DOCUMENT TEXT:
*** Begin section ***

Contrasting effects of mutating active site residues, aspartic acid 64 and histidine 187 of Escherichia coli uracil-DNA glycosylase on uracil excision and interaction with an inhibitor protein

Uracil, a promutagenic base, arises in DNA by spontaneous deamination of cytosine or by the malfunctioning of DNA polymerases. To maintain the genomic integrity, cells possess a highly conserved base excision repair enzyme, uracil-DNA glycosylase (UDG). UDGs have a notably high turnover number and strict specificity for uracil in DNA. UDGs are inhibited by a small proteinaceous inhibitor, Ugi, which acts as a transition state substrate mimic. Crystal structure studies have identified the residues crucial in catalysis, and in their interaction with Ugi. Here, we report on the mutational analyses of D64 (D64H and D64N) and H187 (H187C, H187L and H187R) in the active site pocket of Escherichia coli UDG. The mutants were compromised in uracil excision by approximately 200-25,000 fold when compared to the native protein. In contrast, our analysis of the in vivo formed UDG-Ugi complexes on urea gels shows that D64 and H187 contribute minimally to the interaction of the two proteins. Thus, our findings provide further evidence to the primary function of D64 and H187 in catalysis.

*** End section ***

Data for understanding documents
*** Begin section ***

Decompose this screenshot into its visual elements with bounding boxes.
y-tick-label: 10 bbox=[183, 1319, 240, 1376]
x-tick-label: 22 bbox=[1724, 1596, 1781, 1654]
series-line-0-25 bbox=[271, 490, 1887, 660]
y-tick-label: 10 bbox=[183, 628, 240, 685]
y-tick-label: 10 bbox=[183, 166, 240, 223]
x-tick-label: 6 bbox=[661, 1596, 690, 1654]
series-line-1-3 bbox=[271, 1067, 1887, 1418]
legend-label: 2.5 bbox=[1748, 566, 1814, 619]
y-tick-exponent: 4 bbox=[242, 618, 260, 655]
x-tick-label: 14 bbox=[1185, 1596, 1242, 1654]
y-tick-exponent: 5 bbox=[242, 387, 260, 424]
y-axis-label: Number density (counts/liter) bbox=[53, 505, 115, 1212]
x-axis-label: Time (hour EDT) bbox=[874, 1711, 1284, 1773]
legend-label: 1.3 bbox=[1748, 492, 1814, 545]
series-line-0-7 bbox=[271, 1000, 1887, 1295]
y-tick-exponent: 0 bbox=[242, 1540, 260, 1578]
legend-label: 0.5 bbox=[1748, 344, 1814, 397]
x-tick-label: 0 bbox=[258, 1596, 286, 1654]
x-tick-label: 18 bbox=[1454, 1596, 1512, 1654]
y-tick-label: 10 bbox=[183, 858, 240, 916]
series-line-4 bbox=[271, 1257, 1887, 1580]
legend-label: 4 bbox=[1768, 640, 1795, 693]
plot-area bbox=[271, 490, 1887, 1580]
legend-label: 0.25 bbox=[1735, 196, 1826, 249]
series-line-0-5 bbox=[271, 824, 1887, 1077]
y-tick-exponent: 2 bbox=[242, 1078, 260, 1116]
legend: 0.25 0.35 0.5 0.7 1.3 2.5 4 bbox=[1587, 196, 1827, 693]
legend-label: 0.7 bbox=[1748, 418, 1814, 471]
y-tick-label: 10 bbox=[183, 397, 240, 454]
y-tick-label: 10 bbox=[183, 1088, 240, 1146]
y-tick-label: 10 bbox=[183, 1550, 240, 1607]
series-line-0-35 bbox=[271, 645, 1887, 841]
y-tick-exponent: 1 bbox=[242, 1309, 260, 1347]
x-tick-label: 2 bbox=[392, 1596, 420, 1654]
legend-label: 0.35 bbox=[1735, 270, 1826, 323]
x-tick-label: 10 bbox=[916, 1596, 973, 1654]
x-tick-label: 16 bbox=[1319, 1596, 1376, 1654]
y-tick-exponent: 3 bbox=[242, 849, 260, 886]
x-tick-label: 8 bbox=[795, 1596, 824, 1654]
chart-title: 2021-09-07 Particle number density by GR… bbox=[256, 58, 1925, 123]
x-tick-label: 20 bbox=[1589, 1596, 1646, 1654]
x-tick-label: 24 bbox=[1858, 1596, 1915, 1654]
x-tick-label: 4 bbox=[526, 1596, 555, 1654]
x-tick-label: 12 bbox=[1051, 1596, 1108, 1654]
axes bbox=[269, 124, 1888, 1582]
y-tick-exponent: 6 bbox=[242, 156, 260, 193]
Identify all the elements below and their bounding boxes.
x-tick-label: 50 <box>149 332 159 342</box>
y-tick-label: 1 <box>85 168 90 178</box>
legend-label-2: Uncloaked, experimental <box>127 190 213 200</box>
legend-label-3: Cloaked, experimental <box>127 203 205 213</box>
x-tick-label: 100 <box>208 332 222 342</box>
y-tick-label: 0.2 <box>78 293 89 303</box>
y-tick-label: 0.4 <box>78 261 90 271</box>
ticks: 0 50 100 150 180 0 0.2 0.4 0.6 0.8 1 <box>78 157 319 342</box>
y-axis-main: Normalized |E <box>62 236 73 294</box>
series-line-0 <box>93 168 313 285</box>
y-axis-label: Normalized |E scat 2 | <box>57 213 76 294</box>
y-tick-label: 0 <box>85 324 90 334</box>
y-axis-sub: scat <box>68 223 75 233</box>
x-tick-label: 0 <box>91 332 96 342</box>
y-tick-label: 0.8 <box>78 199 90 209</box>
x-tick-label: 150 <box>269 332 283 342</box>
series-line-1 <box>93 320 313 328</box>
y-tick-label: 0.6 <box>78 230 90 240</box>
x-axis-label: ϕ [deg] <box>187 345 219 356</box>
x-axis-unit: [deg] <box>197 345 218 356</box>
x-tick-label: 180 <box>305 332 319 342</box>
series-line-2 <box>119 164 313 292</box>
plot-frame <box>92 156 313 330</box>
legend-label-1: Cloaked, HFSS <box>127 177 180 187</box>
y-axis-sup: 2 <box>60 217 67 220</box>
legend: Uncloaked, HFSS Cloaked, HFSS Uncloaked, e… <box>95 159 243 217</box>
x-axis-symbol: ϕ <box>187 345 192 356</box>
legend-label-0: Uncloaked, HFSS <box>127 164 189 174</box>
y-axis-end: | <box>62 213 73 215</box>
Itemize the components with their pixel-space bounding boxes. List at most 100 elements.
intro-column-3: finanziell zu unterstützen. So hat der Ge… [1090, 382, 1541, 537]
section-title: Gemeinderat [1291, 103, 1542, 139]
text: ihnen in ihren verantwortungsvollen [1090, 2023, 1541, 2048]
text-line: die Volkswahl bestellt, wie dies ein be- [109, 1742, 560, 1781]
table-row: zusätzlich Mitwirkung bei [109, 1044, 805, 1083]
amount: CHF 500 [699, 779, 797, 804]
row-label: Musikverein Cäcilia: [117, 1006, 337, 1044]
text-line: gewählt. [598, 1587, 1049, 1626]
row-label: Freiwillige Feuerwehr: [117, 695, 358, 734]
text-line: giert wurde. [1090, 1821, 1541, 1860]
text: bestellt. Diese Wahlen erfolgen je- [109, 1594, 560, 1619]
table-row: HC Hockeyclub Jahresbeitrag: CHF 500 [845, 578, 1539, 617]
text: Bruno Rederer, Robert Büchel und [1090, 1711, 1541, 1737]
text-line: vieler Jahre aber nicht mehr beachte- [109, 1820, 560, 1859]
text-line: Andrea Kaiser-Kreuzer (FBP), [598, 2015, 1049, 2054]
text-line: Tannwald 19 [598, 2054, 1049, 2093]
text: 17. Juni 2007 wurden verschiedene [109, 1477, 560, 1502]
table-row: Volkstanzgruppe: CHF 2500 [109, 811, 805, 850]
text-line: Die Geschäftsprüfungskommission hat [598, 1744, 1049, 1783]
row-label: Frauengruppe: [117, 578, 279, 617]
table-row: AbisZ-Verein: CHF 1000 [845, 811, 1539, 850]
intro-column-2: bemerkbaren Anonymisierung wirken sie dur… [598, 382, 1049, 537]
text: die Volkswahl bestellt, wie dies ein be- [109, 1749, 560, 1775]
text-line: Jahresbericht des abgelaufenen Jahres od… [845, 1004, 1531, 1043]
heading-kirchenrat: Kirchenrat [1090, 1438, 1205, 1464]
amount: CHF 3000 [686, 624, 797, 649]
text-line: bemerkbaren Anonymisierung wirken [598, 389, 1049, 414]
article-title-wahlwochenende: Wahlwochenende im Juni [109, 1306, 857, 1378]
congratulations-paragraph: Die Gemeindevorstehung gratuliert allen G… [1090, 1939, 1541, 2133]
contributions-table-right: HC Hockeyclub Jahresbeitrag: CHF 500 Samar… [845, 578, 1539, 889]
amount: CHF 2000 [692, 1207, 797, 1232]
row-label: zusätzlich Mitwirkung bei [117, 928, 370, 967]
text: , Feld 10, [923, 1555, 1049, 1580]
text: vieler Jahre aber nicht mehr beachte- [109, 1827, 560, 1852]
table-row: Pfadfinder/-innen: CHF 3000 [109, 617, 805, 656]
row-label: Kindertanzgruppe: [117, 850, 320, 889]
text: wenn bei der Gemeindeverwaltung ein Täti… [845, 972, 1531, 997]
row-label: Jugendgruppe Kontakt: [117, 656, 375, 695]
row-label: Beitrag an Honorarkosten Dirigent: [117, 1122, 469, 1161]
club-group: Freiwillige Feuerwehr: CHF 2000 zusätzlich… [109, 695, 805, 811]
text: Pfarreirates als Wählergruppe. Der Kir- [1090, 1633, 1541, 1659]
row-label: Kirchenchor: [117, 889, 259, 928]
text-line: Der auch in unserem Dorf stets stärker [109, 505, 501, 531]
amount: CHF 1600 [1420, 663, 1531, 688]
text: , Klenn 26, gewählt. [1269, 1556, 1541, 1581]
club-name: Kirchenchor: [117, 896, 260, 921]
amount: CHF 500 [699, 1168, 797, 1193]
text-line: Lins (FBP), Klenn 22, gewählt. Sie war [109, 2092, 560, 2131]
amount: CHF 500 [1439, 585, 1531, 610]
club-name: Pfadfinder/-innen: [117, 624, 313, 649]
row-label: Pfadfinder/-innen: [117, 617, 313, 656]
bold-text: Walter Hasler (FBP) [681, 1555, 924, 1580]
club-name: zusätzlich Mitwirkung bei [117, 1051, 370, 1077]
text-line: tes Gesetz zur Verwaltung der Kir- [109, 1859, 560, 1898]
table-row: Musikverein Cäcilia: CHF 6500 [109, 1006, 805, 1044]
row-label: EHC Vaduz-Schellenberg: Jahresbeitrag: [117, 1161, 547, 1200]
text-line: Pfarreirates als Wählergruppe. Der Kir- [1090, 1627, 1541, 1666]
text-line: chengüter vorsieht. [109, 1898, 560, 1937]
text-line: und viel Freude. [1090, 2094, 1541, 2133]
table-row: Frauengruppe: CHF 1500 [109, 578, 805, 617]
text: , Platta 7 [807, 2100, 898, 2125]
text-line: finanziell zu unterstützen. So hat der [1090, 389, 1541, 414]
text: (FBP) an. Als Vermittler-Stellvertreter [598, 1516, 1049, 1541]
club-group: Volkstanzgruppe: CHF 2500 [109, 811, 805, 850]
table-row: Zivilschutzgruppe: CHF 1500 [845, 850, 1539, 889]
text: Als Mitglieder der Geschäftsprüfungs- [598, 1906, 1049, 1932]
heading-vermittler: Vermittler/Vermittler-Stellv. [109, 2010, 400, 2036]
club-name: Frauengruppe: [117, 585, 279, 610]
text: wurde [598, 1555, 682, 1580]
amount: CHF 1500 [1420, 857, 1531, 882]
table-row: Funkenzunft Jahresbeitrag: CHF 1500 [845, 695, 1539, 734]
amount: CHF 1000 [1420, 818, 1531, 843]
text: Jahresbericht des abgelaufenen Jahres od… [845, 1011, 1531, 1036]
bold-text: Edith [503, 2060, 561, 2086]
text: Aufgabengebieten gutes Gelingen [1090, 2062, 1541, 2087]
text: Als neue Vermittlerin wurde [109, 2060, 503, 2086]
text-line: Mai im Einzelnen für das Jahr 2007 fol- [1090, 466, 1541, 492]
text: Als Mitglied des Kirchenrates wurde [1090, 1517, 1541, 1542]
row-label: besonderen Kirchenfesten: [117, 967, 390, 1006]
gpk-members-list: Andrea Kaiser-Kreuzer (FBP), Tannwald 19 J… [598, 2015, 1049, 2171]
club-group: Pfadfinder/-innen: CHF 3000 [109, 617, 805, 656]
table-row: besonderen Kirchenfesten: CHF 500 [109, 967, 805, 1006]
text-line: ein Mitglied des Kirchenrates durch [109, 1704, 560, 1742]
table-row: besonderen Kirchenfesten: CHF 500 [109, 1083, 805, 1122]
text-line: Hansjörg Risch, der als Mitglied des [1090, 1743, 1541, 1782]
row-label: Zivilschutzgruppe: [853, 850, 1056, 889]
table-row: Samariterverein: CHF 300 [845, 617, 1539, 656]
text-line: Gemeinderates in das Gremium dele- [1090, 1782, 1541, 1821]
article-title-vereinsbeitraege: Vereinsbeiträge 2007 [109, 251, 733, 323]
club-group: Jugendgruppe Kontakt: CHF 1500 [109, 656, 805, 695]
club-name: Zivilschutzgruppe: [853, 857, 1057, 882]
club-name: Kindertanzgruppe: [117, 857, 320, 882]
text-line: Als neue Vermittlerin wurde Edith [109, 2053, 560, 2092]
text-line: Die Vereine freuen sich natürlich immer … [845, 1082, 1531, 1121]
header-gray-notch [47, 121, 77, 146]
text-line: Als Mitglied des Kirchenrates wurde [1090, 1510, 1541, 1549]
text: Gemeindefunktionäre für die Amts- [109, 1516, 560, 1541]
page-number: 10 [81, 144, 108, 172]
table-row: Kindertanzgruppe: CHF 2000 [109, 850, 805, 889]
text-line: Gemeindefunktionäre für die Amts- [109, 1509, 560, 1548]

*** End section ***

WHAT TO WORK ON: Translate this sentence from the abstract into Spanish: "UDGs have a notably high turnover number and strict specificity for uracil in DNA." These entries come from a different source than the abstract.

TASK OUTPUT: Las UDG tienen un número de recambio notablemente alto y una especificidad estricta por el uracilo en el ADN.